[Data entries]
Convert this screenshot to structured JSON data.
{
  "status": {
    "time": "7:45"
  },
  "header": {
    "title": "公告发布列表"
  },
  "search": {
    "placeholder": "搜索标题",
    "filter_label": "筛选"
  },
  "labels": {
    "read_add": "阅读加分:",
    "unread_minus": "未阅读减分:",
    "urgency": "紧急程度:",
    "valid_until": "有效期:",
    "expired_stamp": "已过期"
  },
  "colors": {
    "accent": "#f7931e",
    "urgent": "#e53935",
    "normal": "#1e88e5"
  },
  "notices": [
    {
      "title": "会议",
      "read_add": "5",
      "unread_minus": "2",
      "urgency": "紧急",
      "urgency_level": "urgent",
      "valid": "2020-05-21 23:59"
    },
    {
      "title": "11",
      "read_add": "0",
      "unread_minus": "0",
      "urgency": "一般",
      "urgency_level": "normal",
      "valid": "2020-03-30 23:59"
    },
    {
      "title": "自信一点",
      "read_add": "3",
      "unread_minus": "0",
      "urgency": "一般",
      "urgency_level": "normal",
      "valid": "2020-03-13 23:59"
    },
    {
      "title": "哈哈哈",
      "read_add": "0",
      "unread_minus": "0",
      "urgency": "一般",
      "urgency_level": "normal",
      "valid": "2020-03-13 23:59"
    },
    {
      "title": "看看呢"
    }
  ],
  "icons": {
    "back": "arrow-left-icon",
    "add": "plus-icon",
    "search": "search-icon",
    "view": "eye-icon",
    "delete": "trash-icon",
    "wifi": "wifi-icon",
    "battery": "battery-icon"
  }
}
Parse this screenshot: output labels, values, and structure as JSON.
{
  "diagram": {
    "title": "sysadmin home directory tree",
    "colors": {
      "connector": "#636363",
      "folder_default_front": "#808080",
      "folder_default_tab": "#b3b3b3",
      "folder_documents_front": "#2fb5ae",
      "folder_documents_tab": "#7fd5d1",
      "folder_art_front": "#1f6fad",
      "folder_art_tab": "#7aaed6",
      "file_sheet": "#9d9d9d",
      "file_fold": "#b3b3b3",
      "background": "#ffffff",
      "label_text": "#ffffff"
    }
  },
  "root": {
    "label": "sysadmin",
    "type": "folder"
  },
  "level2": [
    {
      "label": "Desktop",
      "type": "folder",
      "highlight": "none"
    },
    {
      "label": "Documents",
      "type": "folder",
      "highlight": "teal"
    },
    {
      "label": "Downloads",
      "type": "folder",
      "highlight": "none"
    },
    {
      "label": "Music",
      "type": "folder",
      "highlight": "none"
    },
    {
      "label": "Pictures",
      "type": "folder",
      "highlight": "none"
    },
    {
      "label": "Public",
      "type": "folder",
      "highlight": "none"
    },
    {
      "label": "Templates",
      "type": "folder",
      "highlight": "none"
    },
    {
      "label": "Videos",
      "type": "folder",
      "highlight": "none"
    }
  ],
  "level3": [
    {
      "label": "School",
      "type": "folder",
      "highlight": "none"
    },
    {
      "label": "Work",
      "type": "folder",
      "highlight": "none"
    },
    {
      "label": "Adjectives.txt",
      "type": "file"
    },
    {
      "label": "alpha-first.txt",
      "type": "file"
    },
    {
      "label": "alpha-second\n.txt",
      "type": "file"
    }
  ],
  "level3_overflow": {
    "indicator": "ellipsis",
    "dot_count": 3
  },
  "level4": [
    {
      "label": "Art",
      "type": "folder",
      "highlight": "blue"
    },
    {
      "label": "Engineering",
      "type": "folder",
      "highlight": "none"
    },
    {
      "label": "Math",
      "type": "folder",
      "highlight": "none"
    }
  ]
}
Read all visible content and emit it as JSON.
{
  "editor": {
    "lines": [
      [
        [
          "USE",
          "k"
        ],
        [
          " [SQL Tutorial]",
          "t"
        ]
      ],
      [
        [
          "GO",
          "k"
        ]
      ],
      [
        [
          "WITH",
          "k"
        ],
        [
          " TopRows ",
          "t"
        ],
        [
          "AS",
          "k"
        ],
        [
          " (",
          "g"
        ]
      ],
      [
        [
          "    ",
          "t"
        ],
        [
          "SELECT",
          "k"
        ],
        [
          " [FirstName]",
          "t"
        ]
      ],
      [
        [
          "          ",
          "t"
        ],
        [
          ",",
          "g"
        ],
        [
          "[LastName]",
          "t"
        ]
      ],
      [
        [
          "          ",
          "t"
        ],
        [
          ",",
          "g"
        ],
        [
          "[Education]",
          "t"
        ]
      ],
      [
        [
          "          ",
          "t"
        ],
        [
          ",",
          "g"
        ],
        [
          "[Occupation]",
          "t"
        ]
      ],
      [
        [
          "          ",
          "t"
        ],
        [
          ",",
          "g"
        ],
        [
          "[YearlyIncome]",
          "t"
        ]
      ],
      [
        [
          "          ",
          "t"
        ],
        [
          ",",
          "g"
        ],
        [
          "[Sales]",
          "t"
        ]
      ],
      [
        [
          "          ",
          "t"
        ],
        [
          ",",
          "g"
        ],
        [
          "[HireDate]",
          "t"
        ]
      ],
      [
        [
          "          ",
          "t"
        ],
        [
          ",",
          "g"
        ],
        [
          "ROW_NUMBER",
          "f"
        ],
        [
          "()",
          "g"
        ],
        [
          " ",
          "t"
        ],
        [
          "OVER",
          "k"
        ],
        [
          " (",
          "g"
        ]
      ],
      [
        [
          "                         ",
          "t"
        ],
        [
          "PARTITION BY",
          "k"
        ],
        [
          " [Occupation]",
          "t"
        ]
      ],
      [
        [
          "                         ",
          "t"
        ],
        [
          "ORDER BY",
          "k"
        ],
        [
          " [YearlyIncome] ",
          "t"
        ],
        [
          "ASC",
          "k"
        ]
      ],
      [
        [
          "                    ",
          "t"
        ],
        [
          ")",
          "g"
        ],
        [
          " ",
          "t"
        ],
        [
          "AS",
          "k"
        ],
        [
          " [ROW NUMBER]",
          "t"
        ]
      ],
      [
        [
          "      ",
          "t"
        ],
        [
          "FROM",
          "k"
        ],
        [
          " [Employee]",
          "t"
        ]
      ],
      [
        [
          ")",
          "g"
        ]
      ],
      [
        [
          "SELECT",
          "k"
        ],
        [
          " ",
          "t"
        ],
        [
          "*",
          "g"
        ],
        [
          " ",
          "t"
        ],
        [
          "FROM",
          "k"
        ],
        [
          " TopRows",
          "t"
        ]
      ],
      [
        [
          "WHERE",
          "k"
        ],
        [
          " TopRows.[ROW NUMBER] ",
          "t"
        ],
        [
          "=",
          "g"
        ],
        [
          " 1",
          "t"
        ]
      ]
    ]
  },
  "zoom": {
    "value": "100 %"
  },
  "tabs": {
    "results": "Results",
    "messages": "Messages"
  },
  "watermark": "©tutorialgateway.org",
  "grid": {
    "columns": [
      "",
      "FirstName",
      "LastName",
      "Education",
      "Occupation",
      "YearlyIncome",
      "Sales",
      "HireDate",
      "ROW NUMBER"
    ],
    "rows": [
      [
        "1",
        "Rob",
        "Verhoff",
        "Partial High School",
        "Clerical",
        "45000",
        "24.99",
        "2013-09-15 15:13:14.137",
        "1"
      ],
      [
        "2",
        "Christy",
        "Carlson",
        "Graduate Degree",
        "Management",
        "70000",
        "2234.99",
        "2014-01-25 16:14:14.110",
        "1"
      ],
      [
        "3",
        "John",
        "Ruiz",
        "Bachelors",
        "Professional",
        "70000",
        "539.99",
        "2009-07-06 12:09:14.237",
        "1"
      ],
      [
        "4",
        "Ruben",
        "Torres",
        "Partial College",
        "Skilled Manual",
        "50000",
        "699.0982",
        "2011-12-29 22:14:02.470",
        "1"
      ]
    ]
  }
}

Problem description
Reproduce all data above, unchanged.

Output for this exercise
Convert this screenshot to structured JSON data.
{
  "status": {
    "time": "7:45"
  },
  "header": {
    "title": "公告发布列表"
  },
  "search": {
    "placeholder": "搜索标题",
    "filter_label": "筛选"
  },
  "labels": {
    "read_add": "阅读加分:",
    "unread_minus": "未阅读减分:",
    "urgency": "紧急程度:",
    "valid_until": "有效期:",
    "expired_stamp": "已过期"
  },
  "colors": {
    "accent": "#f7931e",
    "urgent": "#e53935",
    "normal": "#1e88e5"
  },
  "notices": [
    {
      "title": "会议",
      "read_add": "5",
      "unread_minus": "2",
      "urgency": "紧急",
      "urgency_level": "urgent",
      "valid": "2020-05-21 23:59"
    },
    {
      "title": "11",
      "read_add": "0",
      "unread_minus": "0",
      "urgency": "一般",
      "urgency_level": "normal",
      "valid": "2020-03-30 23:59"
    },
    {
      "title": "自信一点",
      "read_add": "3",
      "unread_minus": "0",
      "urgency": "一般",
      "urgency_level": "normal",
      "valid": "2020-03-13 23:59"
    },
    {
      "title": "哈哈哈",
      "read_add": "0",
      "unread_minus": "0",
      "urgency": "一般",
      "urgency_level": "normal",
      "valid": "2020-03-13 23:59"
    },
    {
      "title": "看看呢"
    }
  ],
  "icons": {
    "back": "arrow-left-icon",
    "add": "plus-icon",
    "search": "search-icon",
    "view": "eye-icon",
    "delete": "trash-icon",
    "wifi": "wifi-icon",
    "battery": "battery-icon"
  }
}
Parse this screenshot: output labels, values, and structure as JSON.
{
  "diagram": {
    "title": "sysadmin home directory tree",
    "colors": {
      "connector": "#636363",
      "folder_default_front": "#808080",
      "folder_default_tab": "#b3b3b3",
      "folder_documents_front": "#2fb5ae",
      "folder_documents_tab": "#7fd5d1",
      "folder_art_front": "#1f6fad",
      "folder_art_tab": "#7aaed6",
      "file_sheet": "#9d9d9d",
      "file_fold": "#b3b3b3",
      "background": "#ffffff",
      "label_text": "#ffffff"
    }
  },
  "root": {
    "label": "sysadmin",
    "type": "folder"
  },
  "level2": [
    {
      "label": "Desktop",
      "type": "folder",
      "highlight": "none"
    },
    {
      "label": "Documents",
      "type": "folder",
      "highlight": "teal"
    },
    {
      "label": "Downloads",
      "type": "folder",
      "highlight": "none"
    },
    {
      "label": "Music",
      "type": "folder",
      "highlight": "none"
    },
    {
      "label": "Pictures",
      "type": "folder",
      "highlight": "none"
    },
    {
      "label": "Public",
      "type": "folder",
      "highlight": "none"
    },
    {
      "label": "Templates",
      "type": "folder",
      "highlight": "none"
    },
    {
      "label": "Videos",
      "type": "folder",
      "highlight": "none"
    }
  ],
  "level3": [
    {
      "label": "School",
      "type": "folder",
      "highlight": "none"
    },
    {
      "label": "Work",
      "type": "folder",
      "highlight": "none"
    },
    {
      "label": "Adjectives.txt",
      "type": "file"
    },
    {
      "label": "alpha-first.txt",
      "type": "file"
    },
    {
      "label": "alpha-second\n.txt",
      "type": "file"
    }
  ],
  "level3_overflow": {
    "indicator": "ellipsis",
    "dot_count": 3
  },
  "level4": [
    {
      "label": "Art",
      "type": "folder",
      "highlight": "blue"
    },
    {
      "label": "Engineering",
      "type": "folder",
      "highlight": "none"
    },
    {
      "label": "Math",
      "type": "folder",
      "highlight": "none"
    }
  ]
}
Read all visible content and emit it as JSON.
{
  "editor": {
    "lines": [
      [
        [
          "USE",
          "k"
        ],
        [
          " [SQL Tutorial]",
          "t"
        ]
      ],
      [
        [
          "GO",
          "k"
        ]
      ],
      [
        [
          "WITH",
          "k"
        ],
        [
          " TopRows ",
          "t"
        ],
        [
          "AS",
          "k"
        ],
        [
          " (",
          "g"
        ]
      ],
      [
        [
          "    ",
          "t"
        ],
        [
          "SELECT",
          "k"
        ],
        [
          " [FirstName]",
          "t"
        ]
      ],
      [
        [
          "          ",
          "t"
        ],
        [
          ",",
          "g"
        ],
        [
          "[LastName]",
          "t"
        ]
      ],
      [
        [
          "          ",
          "t"
        ],
        [
          ",",
          "g"
        ],
        [
          "[Education]",
          "t"
        ]
      ],
      [
        [
          "          ",
          "t"
        ],
        [
          ",",
          "g"
        ],
        [
          "[Occupation]",
          "t"
        ]
      ],
      [
        [
          "          ",
          "t"
        ],
        [
          ",",
          "g"
        ],
        [
          "[YearlyIncome]",
          "t"
        ]
      ],
      [
        [
          "          ",
          "t"
        ],
        [
          ",",
          "g"
        ],
        [
          "[Sales]",
          "t"
        ]
      ],
      [
        [
          "          ",
          "t"
        ],
        [
          ",",
          "g"
        ],
        [
          "[HireDate]",
          "t"
        ]
      ],
      [
        [
          "          ",
          "t"
        ],
        [
          ",",
          "g"
        ],
        [
          "ROW_NUMBER",
          "f"
        ],
        [
          "()",
          "g"
        ],
        [
          " ",
          "t"
        ],
        [
          "OVER",
          "k"
        ],
        [
          " (",
          "g"
        ]
      ],
      [
        [
          "                         ",
          "t"
        ],
        [
          "PARTITION BY",
          "k"
        ],
        [
          " [Occupation]",
          "t"
        ]
      ],
      [
        [
          "                         ",
          "t"
        ],
        [
          "ORDER BY",
          "k"
        ],
        [
          " [YearlyIncome] ",
          "t"
        ],
        [
          "ASC",
          "k"
        ]
      ],
      [
        [
          "                    ",
          "t"
        ],
        [
          ")",
          "g"
        ],
        [
          " ",
          "t"
        ],
        [
          "AS",
          "k"
        ],
        [
          " [ROW NUMBER]",
          "t"
        ]
      ],
      [
        [
          "      ",
          "t"
        ],
        [
          "FROM",
          "k"
        ],
        [
          " [Employee]",
          "t"
        ]
      ],
      [
        [
          ")",
          "g"
        ]
      ],
      [
        [
          "SELECT",
          "k"
        ],
        [
          " ",
          "t"
        ],
        [
          "*",
          "g"
        ],
        [
          " ",
          "t"
        ],
        [
          "FROM",
          "k"
        ],
        [
          " TopRows",
          "t"
        ]
      ],
      [
        [
          "WHERE",
          "k"
        ],
        [
          " TopRows.[ROW NUMBER] ",
          "t"
        ],
        [
          "=",
          "g"
        ],
        [
          " 1",
          "t"
        ]
      ]
    ]
  },
  "zoom": {
    "value": "100 %"
  },
  "tabs": {
    "results": "Results",
    "messages": "Messages"
  },
  "watermark": "©tutorialgateway.org",
  "grid": {
    "columns": [
      "",
      "FirstName",
      "LastName",
      "Education",
      "Occupation",
      "YearlyIncome",
      "Sales",
      "HireDate",
      "ROW NUMBER"
    ],
    "rows": [
      [
        "1",
        "Rob",
        "Verhoff",
        "Partial High School",
        "Clerical",
        "45000",
        "24.99",
        "2013-09-15 15:13:14.137",
        "1"
      ],
      [
        "2",
        "Christy",
        "Carlson",
        "Graduate Degree",
        "Management",
        "70000",
        "2234.99",
        "2014-01-25 16:14:14.110",
        "1"
      ],
      [
        "3",
        "John",
        "Ruiz",
        "Bachelors",
        "Professional",
        "70000",
        "539.99",
        "2009-07-06 12:09:14.237",
        "1"
      ],
      [
        "4",
        "Ruben",
        "Torres",
        "Partial College",
        "Skilled Manual",
        "50000",
        "699.0982",
        "2011-12-29 22:14:02.470",
        "1"
      ]
    ]
  }
}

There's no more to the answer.